## What is asked
Find the string "séance" in the records. Copy every line it appears in.

## Data extract
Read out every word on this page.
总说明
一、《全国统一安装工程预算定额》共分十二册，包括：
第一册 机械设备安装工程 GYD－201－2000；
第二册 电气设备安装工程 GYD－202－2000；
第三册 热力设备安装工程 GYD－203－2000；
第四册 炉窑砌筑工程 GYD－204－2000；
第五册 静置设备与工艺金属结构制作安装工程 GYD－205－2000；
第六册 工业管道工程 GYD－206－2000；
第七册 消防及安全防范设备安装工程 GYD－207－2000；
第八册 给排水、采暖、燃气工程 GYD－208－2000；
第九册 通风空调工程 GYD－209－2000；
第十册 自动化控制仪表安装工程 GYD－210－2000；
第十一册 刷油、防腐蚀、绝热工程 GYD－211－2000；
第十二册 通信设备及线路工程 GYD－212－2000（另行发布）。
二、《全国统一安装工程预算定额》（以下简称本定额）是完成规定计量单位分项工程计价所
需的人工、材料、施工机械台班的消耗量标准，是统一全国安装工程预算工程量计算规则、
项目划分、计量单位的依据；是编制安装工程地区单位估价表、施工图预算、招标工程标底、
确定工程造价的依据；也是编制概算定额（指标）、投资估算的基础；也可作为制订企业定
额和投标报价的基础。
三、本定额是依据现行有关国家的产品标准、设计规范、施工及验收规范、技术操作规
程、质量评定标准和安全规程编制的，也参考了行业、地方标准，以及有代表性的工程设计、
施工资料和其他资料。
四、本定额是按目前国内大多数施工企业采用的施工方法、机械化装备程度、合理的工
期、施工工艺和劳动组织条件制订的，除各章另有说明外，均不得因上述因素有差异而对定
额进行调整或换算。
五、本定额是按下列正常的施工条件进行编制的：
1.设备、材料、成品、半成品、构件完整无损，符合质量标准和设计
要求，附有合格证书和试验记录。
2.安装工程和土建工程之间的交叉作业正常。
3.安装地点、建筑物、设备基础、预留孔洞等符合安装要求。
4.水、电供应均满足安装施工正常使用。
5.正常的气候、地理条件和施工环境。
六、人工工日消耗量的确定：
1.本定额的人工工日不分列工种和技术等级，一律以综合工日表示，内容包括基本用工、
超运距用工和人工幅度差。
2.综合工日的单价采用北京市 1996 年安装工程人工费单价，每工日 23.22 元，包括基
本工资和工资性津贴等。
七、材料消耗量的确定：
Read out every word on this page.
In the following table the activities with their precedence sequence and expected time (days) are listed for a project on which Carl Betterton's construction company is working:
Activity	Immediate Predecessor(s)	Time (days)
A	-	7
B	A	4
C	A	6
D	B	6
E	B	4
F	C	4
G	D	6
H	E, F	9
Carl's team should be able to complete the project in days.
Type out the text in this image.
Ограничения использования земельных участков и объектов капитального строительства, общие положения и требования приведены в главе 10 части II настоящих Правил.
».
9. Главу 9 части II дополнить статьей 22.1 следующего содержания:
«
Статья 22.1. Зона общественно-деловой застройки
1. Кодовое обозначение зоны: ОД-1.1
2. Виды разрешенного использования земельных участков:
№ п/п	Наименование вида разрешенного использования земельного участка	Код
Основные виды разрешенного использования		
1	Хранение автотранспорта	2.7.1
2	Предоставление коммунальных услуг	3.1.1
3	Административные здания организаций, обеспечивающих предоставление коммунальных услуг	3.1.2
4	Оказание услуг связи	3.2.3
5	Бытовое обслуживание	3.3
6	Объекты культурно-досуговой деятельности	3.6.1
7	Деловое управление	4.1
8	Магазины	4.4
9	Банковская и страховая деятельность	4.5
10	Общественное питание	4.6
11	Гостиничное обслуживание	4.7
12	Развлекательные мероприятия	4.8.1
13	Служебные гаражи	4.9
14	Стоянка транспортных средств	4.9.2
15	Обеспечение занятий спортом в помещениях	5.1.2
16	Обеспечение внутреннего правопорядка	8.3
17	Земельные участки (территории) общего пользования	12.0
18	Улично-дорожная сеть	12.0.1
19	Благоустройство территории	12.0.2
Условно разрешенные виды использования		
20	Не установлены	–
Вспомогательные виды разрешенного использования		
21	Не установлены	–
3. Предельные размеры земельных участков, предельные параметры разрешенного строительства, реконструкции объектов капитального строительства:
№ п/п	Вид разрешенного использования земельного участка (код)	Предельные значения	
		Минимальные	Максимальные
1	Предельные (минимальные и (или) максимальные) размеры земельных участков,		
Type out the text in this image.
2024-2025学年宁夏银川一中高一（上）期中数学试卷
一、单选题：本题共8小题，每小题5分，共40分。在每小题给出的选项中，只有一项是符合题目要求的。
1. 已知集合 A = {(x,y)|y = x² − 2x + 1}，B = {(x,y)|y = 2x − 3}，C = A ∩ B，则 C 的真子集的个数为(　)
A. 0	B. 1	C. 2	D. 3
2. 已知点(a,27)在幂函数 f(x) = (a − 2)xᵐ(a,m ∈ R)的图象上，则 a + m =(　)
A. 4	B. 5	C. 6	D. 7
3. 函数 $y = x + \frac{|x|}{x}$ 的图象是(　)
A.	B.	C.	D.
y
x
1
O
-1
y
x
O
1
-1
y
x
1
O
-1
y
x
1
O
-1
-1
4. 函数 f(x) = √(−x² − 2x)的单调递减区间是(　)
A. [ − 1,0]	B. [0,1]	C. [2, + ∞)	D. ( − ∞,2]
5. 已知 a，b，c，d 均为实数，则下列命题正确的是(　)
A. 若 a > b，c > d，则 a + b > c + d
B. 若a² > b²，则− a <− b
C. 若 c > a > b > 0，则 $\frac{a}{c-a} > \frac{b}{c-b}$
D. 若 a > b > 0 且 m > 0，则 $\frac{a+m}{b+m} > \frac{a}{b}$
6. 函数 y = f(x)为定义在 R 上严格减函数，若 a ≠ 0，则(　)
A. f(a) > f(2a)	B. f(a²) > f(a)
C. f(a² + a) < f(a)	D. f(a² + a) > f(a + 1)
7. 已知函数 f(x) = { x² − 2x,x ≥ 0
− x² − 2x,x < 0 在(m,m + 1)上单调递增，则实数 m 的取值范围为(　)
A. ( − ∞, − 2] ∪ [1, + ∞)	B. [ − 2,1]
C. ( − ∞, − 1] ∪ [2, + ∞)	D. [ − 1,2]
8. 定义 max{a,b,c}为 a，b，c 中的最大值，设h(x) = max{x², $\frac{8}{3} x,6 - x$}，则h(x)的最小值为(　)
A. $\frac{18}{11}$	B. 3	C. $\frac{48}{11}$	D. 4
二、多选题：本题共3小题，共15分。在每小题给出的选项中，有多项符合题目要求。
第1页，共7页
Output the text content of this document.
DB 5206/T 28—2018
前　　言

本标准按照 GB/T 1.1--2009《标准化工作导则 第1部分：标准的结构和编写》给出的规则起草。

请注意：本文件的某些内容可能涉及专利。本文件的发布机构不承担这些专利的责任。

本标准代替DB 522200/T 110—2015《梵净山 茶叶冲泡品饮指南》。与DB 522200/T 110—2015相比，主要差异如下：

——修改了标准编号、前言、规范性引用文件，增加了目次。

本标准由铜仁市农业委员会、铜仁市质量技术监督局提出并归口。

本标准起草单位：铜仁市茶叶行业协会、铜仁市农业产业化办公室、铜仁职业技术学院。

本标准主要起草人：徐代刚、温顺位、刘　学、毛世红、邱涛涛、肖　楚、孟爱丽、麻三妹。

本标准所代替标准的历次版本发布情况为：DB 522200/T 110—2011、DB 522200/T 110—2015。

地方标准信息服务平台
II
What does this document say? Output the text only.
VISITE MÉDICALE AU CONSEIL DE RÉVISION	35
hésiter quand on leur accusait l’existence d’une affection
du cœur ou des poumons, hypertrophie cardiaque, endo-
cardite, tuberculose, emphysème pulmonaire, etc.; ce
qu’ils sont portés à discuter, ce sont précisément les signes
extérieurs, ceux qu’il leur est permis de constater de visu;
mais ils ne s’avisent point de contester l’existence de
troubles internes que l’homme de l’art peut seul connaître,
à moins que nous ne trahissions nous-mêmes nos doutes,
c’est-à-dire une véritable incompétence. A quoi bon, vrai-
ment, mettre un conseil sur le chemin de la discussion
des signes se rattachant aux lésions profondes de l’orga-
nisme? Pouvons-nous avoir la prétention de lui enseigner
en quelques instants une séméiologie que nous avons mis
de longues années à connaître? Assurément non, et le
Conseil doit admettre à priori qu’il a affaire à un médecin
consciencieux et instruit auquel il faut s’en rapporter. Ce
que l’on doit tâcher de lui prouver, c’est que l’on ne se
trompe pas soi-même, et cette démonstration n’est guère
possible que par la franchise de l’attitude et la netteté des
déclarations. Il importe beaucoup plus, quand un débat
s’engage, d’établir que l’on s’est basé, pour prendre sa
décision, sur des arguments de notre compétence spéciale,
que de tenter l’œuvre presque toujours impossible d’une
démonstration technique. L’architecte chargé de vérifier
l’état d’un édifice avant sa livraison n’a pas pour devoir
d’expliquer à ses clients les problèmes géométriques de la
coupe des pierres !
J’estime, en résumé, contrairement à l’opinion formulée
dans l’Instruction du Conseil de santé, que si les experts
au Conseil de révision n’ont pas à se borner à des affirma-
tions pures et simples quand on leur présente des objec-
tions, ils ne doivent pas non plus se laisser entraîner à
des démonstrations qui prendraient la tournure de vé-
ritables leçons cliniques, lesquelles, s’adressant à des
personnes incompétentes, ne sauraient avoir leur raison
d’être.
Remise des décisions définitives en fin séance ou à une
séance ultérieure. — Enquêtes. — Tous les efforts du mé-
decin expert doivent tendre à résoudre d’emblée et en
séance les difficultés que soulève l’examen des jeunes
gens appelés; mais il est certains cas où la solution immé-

## Output for this exercise
Remise des décisions définitives en fin séance ou à une
séance ultérieure. — Enquêtes. — Tous les efforts du mé-
séance les difficultés que soulève l’examen des jeunes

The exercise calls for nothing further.